Work order -> From the entries that follow, copy every line with the word "goede".

Records supplied ->
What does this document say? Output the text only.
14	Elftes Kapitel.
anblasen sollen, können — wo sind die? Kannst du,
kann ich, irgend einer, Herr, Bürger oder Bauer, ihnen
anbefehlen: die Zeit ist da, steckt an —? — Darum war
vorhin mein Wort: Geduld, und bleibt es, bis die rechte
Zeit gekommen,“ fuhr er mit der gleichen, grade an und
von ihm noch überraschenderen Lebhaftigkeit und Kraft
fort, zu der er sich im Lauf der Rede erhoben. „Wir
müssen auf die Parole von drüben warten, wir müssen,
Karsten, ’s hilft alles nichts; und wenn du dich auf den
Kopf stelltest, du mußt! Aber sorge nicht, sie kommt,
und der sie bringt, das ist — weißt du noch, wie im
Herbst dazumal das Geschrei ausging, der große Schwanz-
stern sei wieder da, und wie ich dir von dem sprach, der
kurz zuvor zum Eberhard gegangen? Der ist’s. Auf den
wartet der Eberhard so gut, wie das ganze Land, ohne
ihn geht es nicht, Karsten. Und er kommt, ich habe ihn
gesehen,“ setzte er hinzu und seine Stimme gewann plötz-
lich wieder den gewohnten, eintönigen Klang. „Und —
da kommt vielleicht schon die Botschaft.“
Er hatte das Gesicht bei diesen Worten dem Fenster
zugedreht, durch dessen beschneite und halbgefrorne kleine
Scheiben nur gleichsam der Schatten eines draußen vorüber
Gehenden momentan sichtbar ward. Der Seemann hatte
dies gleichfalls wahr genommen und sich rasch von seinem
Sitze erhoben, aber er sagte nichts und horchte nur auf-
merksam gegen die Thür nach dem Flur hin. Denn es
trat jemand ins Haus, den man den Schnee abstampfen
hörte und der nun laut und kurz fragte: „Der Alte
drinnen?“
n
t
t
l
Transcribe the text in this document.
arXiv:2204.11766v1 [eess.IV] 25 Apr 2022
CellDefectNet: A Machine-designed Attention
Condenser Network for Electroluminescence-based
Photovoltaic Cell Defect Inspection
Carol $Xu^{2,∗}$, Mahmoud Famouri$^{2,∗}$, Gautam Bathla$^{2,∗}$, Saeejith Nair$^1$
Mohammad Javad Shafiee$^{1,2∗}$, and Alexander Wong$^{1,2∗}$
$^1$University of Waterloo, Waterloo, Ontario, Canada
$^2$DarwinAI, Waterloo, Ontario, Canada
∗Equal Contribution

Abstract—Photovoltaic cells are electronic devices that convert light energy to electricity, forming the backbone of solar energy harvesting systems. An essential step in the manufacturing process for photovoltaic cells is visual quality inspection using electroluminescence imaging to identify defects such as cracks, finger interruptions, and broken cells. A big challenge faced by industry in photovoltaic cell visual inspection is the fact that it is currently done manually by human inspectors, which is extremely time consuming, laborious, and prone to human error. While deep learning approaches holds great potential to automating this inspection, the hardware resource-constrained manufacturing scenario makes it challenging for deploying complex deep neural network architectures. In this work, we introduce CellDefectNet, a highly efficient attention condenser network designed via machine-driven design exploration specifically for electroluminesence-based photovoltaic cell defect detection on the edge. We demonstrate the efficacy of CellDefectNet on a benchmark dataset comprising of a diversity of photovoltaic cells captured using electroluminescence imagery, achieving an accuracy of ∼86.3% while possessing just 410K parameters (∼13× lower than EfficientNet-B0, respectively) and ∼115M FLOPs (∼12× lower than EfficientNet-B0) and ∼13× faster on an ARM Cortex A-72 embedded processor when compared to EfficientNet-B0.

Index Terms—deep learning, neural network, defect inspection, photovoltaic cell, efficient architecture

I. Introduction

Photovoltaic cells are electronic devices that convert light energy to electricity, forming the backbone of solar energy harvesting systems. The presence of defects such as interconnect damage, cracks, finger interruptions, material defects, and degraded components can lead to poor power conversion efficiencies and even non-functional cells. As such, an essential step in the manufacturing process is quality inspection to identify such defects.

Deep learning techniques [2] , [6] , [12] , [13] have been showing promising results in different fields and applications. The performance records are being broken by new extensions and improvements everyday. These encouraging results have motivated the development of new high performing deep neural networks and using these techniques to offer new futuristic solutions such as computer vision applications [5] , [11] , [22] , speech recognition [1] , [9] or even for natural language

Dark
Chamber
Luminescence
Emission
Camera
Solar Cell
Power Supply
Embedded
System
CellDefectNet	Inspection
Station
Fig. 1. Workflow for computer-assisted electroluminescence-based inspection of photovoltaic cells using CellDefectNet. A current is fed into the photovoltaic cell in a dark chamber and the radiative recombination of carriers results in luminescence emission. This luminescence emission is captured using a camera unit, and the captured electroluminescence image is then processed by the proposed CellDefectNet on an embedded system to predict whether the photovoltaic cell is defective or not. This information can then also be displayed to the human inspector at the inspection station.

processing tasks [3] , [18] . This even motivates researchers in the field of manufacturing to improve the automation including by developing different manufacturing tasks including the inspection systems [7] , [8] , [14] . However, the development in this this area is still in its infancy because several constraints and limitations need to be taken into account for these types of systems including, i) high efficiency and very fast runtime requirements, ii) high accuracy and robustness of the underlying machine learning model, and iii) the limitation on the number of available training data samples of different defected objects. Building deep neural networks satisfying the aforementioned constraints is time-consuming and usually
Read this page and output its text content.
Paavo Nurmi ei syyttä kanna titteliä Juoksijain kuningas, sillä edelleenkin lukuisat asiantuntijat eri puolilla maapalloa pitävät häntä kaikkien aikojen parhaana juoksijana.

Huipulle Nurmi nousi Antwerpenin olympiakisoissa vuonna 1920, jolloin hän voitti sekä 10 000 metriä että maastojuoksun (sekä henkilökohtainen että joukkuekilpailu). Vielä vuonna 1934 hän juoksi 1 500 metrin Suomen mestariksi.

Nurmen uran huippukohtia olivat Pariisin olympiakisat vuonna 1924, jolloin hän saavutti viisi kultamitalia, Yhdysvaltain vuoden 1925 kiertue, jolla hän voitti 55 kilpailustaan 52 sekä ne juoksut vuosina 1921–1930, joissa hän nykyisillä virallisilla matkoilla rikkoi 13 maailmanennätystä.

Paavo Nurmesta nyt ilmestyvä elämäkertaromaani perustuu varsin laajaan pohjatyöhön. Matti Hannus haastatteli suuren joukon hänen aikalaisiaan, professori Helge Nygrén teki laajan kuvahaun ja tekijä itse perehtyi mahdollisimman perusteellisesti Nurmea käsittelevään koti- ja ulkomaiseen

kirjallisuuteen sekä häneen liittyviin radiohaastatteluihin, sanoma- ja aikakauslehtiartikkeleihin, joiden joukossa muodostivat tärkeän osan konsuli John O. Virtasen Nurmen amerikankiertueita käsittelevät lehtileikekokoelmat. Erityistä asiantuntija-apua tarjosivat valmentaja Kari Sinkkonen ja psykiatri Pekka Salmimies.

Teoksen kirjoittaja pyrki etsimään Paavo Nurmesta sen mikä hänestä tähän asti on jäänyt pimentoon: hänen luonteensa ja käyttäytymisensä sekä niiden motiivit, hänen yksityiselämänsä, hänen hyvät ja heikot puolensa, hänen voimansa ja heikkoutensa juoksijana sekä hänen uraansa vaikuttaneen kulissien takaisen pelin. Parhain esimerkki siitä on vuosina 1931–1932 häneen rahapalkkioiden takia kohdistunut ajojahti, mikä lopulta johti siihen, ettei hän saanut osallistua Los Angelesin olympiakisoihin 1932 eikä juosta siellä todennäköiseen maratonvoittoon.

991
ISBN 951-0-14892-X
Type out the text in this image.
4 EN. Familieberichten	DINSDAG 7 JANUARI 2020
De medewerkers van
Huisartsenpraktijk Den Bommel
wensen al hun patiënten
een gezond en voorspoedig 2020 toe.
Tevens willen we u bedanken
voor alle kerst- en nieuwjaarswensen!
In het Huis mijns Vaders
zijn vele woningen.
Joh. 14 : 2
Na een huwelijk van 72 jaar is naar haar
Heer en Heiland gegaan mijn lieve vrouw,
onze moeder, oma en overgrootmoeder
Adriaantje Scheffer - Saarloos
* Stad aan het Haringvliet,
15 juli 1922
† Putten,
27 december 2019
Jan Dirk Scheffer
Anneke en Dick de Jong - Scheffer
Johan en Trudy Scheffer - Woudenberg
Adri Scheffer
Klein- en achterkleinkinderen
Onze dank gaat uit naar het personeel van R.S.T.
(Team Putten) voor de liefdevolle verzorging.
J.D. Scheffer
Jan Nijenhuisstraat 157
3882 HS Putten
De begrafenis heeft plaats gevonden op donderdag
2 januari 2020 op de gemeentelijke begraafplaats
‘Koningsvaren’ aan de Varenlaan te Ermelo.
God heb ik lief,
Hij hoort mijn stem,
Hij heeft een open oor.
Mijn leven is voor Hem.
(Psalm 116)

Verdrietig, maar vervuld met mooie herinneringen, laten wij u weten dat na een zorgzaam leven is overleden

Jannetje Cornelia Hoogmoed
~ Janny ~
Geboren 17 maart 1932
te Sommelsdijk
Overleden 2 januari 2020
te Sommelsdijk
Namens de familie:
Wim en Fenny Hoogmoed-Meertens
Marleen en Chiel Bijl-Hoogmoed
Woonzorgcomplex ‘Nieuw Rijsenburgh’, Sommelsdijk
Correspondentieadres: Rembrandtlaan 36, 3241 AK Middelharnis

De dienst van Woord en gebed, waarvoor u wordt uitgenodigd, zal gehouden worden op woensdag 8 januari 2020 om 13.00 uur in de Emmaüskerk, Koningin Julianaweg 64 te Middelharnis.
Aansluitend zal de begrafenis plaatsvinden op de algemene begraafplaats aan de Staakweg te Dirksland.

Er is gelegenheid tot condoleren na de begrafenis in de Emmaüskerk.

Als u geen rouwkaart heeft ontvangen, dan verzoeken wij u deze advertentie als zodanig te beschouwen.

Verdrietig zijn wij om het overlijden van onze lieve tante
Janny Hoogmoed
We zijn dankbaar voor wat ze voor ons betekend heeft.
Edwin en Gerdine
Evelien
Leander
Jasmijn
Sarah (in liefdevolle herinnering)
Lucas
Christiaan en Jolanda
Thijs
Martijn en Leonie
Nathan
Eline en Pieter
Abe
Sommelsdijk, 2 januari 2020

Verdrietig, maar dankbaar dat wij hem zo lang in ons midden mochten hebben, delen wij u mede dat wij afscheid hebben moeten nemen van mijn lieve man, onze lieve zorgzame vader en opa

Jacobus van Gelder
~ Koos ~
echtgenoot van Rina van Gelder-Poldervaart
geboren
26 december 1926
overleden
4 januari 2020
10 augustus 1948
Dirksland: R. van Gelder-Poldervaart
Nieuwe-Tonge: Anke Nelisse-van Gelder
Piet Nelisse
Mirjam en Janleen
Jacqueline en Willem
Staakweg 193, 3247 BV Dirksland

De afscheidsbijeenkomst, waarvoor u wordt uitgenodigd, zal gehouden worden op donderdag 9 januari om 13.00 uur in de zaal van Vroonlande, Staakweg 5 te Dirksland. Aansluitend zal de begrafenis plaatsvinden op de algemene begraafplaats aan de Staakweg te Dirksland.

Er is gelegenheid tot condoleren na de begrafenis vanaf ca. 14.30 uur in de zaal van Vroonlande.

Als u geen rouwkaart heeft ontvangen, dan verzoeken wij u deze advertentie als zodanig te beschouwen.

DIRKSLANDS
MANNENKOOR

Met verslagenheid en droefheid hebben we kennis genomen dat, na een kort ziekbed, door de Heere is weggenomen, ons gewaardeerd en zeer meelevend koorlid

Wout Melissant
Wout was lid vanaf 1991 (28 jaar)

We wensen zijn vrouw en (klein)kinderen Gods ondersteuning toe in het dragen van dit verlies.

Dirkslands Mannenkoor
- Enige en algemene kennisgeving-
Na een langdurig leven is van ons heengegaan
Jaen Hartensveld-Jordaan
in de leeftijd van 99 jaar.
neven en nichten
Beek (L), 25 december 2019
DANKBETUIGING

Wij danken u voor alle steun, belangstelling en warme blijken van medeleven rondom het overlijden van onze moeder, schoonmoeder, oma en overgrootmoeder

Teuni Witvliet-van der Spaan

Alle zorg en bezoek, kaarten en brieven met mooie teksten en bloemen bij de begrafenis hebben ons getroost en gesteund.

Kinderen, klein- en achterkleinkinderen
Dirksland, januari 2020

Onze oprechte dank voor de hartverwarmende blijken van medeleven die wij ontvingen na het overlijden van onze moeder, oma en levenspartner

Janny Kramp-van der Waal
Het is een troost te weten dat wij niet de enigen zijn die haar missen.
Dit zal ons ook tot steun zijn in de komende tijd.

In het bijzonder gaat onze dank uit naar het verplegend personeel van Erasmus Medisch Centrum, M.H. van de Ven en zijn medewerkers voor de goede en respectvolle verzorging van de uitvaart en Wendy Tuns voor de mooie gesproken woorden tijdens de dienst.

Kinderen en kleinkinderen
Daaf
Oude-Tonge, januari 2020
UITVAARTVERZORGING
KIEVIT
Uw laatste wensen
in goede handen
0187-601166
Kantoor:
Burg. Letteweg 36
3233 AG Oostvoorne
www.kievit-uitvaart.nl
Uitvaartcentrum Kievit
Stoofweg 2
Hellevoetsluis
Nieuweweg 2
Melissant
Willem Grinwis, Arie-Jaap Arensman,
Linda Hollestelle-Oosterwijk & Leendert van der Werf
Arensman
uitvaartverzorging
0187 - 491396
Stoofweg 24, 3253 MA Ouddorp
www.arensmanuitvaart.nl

Written reply ->
In het bijzonder gaat onze dank uit naar het verplegend personeel van Erasmus Medisch Centrum, M.H. van de Ven en zijn medewerkers voor de goede en respectvolle verzorging van de uitvaart en Wendy Tuns voor de mooie gesproken woorden tijdens de dienst.
in goede handen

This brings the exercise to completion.